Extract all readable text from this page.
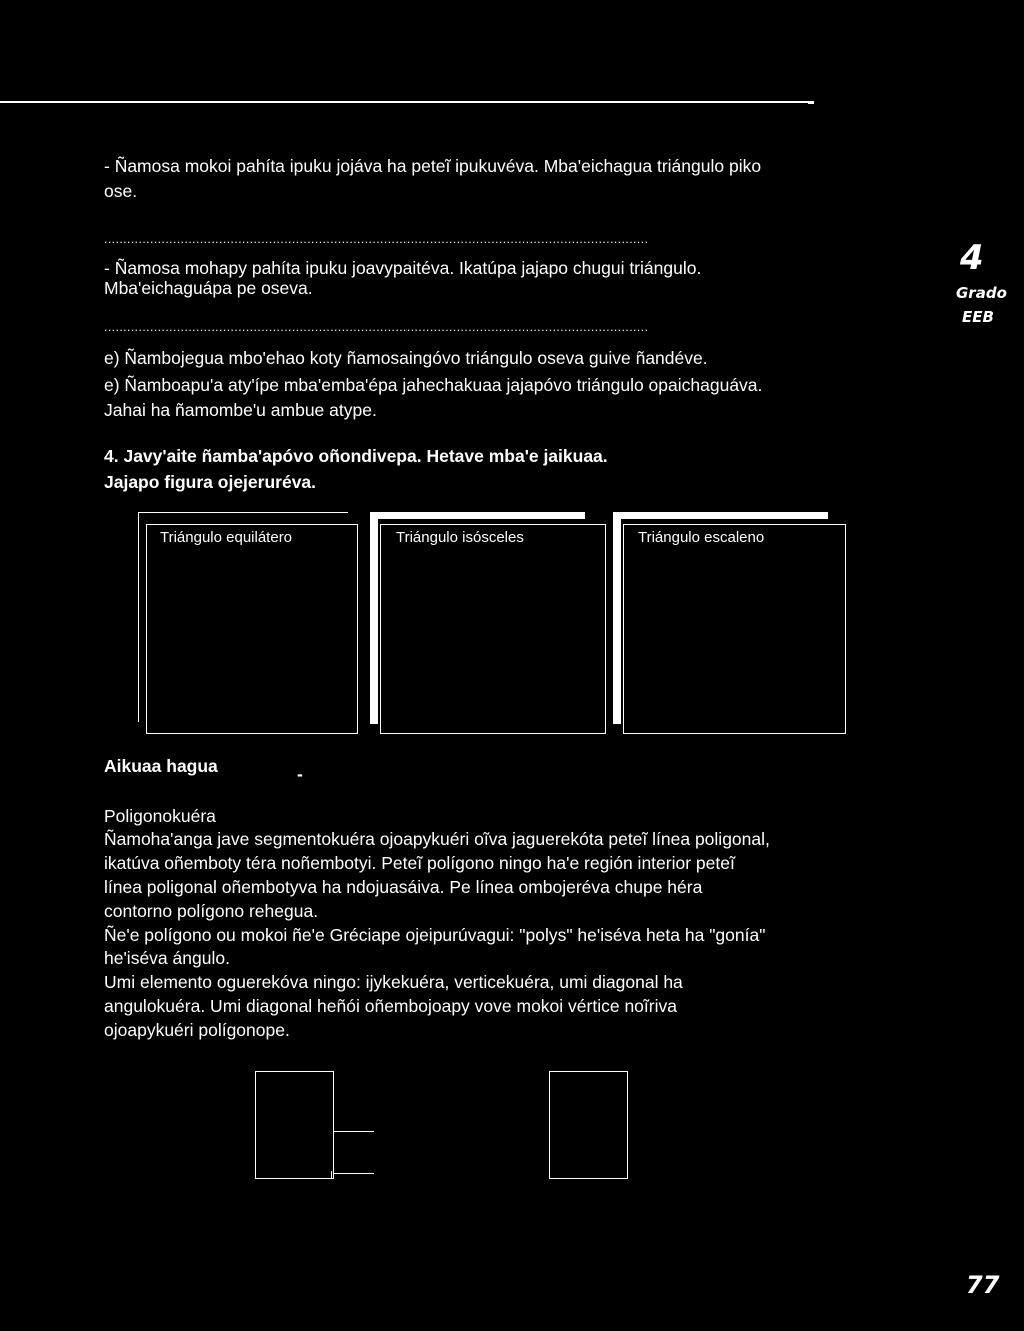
- Ñamosa mokoi pahíta ipuku jojáva ha peteĩ ipukuvéva. Mba'eichagua triángulo piko
ose.
..............................................................................................................................................
- Ñamosa mohapy pahíta ipuku joavypaitéva. Ikatúpa jajapo chugui triángulo.
Mba'eichaguápa pe oseva.
..............................................................................................................................................
e) Ñambojegua mbo'ehao koty ñamosaingóvo triángulo oseva guive ñandéve.
e) Ñamboapu'a aty'ípe mba'emba'épa jahechakuaa jajapóvo triángulo opaichaguáva.
Jahai ha ñamombe'u ambue atype.
4. Javy'aite ñamba'apóvo oñondivepa. Hetave mba'e jaikuaa.
Jajapo figura ojejeruréva.
4
Grado
EEB
Triángulo equilátero	Triángulo isósceles	Triángulo escaleno
Aikuaa hagua	-
Poligonokuéra
Ñamoha'anga jave segmentokuéra ojoapykuéri oĩva jaguerekóta peteĩ línea poligonal,
ikatúva oñemboty téra noñembotyi. Peteĩ polígono ningo ha'e región interior peteĩ
línea poligonal oñembotyva ha ndojuasáiva. Pe línea ombojeréva chupe héra
contorno polígono rehegua.
Ñe'e polígono ou mokoi ñe'e Gréciape ojeipurúvagui: "polys" he'iséva heta ha "gonía"
he'iséva ángulo.
Umi elemento oguerekóva ningo: ijykekuéra, verticekuéra, umi diagonal ha
angulokuéra. Umi diagonal heñói oñembojoapy vove mokoi vértice noĩriva
ojoapykuéri polígonope.
77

Exercise description
Write out the data precisely as given, excluding the pictures.

Exercise output
Extract all readable text from this page.
- Ñamosa mokoi pahíta ipuku jojáva ha peteĩ ipukuvéva. Mba'eichagua triángulo piko
ose.
..............................................................................................................................................
- Ñamosa mohapy pahíta ipuku joavypaitéva. Ikatúpa jajapo chugui triángulo.
Mba'eichaguápa pe oseva.
..............................................................................................................................................
e) Ñambojegua mbo'ehao koty ñamosaingóvo triángulo oseva guive ñandéve.
e) Ñamboapu'a aty'ípe mba'emba'épa jahechakuaa jajapóvo triángulo opaichaguáva.
Jahai ha ñamombe'u ambue atype.
4. Javy'aite ñamba'apóvo oñondivepa. Hetave mba'e jaikuaa.
Jajapo figura ojejeruréva.
4
Grado
EEB
Triángulo equilátero	Triángulo isósceles	Triángulo escaleno
Aikuaa hagua	-
Poligonokuéra
Ñamoha'anga jave segmentokuéra ojoapykuéri oĩva jaguerekóta peteĩ línea poligonal,
ikatúva oñemboty téra noñembotyi. Peteĩ polígono ningo ha'e región interior peteĩ
línea poligonal oñembotyva ha ndojuasáiva. Pe línea ombojeréva chupe héra
contorno polígono rehegua.
Ñe'e polígono ou mokoi ñe'e Gréciape ojeipurúvagui: "polys" he'iséva heta ha "gonía"
he'iséva ángulo.
Umi elemento oguerekóva ningo: ijykekuéra, verticekuéra, umi diagonal ha
angulokuéra. Umi diagonal heñói oñembojoapy vove mokoi vértice noĩriva
ojoapykuéri polígonope.
77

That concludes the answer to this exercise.